-- start Records to use --

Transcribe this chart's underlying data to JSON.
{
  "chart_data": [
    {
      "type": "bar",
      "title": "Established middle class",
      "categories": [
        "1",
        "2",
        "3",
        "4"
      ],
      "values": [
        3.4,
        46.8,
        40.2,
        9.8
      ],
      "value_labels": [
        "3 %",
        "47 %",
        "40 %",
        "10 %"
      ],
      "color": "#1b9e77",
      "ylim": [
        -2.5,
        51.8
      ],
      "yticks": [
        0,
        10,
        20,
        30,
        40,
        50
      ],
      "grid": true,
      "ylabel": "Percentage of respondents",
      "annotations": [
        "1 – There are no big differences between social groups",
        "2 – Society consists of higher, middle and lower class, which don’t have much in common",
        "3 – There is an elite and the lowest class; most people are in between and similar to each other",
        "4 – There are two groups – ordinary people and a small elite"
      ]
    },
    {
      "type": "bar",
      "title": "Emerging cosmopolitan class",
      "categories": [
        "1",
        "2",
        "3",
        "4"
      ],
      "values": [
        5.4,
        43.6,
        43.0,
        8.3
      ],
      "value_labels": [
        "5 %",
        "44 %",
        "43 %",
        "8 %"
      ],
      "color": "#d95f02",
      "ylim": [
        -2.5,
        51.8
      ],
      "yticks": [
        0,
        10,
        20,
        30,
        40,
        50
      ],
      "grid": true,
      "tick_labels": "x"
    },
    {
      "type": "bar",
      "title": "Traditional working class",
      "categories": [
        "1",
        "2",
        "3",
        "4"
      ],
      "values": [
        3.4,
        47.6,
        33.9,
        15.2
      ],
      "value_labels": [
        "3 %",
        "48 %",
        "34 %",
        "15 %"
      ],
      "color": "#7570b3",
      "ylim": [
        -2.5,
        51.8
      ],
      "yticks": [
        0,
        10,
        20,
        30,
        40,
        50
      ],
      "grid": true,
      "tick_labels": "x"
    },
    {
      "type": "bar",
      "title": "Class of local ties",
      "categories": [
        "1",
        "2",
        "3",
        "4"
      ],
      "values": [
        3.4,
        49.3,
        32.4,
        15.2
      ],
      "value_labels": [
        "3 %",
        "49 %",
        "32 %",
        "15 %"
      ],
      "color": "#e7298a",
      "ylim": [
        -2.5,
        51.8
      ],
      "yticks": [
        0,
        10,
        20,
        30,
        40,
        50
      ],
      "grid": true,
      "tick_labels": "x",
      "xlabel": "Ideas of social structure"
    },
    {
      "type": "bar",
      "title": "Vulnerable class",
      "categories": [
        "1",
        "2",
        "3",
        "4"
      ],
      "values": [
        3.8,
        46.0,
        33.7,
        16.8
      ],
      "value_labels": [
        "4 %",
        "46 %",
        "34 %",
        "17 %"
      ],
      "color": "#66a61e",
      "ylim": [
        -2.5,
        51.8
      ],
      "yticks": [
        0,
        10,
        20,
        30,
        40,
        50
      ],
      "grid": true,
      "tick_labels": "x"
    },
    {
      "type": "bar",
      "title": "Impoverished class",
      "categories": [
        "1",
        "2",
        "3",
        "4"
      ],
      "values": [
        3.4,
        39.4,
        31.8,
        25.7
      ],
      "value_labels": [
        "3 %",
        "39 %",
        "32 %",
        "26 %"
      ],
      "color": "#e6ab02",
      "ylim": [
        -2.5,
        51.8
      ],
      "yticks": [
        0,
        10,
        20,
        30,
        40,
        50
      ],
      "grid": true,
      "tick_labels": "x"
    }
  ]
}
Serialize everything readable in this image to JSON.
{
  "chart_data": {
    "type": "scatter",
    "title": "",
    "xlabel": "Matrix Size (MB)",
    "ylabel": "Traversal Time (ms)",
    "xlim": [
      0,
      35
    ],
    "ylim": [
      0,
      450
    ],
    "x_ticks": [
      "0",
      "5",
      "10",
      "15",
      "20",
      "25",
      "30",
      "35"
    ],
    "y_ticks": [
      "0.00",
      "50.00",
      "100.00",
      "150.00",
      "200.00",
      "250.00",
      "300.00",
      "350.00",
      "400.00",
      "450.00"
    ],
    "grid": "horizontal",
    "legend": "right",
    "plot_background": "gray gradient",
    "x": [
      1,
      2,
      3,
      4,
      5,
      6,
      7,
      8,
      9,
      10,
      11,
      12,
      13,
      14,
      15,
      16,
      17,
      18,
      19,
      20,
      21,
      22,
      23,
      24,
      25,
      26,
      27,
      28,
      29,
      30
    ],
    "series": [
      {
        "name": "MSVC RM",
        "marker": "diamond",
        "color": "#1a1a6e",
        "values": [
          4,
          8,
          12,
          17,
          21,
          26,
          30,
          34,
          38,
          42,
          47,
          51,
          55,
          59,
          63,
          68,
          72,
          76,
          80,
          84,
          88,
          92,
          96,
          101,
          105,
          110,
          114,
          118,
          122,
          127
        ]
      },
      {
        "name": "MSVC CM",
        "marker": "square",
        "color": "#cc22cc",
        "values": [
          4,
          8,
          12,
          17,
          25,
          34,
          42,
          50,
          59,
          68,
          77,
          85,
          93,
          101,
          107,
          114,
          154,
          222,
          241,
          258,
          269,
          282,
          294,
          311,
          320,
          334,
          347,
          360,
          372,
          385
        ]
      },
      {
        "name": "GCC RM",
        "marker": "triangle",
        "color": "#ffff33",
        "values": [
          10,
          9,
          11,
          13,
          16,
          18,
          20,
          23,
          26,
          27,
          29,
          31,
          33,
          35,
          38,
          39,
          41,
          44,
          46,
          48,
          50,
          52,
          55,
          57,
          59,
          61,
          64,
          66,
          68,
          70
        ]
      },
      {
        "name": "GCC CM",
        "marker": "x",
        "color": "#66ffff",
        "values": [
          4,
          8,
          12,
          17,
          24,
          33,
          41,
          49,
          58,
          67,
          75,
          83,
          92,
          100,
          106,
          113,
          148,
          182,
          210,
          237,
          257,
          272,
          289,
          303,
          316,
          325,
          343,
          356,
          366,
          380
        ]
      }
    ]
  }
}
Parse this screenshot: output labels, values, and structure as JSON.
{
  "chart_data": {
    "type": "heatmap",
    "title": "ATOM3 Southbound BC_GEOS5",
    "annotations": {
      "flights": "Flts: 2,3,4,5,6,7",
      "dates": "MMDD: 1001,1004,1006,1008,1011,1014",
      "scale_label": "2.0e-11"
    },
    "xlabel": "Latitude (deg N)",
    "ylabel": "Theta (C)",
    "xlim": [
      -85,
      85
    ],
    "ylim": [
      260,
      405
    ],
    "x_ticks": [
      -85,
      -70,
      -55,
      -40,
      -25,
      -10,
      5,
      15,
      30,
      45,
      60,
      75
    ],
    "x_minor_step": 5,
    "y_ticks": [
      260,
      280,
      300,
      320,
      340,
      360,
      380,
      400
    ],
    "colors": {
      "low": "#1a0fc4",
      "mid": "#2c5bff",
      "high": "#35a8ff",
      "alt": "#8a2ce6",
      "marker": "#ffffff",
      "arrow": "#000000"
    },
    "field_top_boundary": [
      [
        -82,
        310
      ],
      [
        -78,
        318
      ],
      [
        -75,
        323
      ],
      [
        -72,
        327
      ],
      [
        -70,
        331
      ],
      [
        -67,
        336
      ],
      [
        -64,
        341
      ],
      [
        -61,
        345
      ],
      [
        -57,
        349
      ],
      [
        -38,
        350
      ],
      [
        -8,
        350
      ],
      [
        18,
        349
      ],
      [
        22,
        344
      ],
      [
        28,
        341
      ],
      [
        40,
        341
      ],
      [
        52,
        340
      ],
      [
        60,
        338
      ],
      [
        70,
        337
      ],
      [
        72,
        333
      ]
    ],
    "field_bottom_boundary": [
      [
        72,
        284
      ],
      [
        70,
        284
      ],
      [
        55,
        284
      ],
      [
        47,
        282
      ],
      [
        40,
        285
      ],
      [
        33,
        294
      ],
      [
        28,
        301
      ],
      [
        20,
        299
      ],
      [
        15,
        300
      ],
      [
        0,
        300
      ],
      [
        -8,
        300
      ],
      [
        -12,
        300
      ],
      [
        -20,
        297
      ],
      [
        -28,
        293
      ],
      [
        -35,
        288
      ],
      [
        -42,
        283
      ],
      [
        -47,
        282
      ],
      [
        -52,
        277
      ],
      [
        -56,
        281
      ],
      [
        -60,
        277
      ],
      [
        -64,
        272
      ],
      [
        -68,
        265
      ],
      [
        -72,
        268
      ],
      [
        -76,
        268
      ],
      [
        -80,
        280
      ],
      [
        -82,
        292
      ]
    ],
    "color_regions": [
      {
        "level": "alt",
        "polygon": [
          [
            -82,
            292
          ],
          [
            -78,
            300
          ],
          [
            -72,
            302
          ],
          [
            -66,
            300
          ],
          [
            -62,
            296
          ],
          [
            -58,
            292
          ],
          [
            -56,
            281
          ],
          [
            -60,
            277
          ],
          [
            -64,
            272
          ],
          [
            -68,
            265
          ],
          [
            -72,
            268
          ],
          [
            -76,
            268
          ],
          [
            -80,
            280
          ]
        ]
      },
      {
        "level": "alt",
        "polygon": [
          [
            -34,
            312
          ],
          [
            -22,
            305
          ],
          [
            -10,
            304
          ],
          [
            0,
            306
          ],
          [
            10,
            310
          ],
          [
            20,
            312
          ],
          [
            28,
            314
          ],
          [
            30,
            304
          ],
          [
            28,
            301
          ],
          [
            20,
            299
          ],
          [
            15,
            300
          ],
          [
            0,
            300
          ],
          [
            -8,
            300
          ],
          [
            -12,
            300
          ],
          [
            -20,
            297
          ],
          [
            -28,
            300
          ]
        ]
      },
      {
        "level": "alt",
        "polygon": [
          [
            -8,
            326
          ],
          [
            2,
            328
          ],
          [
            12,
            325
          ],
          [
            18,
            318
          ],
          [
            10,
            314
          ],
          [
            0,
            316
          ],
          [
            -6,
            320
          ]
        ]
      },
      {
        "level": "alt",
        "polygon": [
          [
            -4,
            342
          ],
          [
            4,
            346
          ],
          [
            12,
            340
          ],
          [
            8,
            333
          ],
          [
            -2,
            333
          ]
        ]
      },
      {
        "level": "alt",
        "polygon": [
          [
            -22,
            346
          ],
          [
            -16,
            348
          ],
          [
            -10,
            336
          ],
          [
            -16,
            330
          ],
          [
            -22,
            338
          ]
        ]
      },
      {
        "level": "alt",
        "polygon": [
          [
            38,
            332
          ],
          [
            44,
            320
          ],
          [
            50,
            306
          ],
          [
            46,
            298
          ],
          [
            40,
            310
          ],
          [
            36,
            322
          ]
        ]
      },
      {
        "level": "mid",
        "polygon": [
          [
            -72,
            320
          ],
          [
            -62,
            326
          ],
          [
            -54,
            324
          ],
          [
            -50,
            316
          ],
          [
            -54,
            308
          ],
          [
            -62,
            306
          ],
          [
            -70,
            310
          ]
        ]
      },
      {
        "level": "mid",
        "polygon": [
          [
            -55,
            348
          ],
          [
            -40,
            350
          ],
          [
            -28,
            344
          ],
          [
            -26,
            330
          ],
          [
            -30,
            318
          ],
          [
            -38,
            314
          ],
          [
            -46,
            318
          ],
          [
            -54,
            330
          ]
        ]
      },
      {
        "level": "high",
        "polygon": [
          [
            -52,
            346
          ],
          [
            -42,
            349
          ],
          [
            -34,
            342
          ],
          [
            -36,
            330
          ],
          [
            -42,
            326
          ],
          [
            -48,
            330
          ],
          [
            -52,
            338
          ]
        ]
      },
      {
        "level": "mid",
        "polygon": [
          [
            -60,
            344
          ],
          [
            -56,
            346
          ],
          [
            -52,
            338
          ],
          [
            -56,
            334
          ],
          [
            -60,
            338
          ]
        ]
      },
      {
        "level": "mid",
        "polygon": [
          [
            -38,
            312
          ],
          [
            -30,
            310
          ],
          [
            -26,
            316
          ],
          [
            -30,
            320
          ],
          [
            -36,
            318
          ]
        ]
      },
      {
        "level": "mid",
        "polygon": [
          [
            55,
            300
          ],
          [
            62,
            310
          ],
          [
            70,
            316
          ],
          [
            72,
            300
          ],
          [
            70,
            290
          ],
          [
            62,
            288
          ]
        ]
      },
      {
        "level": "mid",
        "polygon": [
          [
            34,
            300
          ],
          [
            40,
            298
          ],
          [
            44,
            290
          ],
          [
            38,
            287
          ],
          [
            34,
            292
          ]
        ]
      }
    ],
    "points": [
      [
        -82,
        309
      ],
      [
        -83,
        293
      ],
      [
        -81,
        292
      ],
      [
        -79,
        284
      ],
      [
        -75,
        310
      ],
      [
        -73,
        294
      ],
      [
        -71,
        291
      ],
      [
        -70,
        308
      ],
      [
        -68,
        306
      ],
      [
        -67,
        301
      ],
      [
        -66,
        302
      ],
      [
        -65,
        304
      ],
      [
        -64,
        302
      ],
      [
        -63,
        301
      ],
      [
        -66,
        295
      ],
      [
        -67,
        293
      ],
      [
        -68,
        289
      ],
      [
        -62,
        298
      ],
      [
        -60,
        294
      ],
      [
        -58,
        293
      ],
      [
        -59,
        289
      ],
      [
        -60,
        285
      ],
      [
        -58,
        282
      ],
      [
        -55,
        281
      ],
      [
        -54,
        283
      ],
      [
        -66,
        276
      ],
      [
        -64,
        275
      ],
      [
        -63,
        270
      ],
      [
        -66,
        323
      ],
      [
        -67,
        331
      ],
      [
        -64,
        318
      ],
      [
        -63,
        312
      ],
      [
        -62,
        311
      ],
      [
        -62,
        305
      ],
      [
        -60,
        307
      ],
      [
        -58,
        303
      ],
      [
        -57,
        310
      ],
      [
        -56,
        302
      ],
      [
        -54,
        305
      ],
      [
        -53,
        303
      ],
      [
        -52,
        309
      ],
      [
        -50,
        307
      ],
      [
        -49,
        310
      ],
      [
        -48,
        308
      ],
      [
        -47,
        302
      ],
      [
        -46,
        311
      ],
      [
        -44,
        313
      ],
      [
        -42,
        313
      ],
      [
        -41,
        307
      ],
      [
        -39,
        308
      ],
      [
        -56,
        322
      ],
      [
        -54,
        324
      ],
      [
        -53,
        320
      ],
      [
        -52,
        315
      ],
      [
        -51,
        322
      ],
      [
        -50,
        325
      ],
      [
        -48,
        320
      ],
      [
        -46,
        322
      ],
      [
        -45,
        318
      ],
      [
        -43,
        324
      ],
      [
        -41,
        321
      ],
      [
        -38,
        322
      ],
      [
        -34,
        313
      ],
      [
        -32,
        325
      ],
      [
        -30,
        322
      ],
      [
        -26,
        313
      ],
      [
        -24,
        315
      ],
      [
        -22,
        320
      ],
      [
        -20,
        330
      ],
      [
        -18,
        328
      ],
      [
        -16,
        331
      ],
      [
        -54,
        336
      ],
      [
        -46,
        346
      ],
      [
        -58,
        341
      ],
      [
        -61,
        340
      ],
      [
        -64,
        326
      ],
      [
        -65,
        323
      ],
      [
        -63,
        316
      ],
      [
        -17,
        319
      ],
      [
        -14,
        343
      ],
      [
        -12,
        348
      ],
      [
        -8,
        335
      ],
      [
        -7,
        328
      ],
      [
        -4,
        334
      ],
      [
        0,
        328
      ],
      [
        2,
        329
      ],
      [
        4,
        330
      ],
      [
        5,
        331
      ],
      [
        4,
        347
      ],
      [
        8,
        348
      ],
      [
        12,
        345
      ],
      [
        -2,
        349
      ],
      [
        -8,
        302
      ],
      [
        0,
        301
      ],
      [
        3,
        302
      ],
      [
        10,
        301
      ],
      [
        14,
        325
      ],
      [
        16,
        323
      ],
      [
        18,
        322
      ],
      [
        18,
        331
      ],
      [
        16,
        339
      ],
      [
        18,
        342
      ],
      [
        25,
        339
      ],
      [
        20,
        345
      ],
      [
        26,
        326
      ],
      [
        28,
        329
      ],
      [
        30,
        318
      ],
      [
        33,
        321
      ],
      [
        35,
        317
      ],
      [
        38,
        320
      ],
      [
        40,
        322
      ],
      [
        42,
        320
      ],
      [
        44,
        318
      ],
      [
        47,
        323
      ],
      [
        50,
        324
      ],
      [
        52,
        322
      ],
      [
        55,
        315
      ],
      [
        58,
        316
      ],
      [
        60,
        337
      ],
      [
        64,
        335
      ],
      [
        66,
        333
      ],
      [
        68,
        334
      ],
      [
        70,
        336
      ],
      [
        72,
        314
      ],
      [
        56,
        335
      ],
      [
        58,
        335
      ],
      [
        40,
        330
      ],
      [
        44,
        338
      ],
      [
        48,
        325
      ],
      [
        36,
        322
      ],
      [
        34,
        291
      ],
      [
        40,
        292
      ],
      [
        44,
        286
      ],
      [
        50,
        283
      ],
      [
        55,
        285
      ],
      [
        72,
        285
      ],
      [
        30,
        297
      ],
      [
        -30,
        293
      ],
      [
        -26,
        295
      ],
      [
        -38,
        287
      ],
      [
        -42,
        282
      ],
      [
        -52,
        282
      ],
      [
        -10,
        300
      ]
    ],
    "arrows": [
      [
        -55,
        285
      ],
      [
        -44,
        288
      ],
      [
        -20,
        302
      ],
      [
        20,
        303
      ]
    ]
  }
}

-- end Records to use --

### Problem statement
Among the entries above, identify all lines with "elite" and copy them.

### The result
        "3 – There is an elite and the lowest class; most people are in between and similar to each other",
        "4 – There are two groups – ordinary people and a small elite"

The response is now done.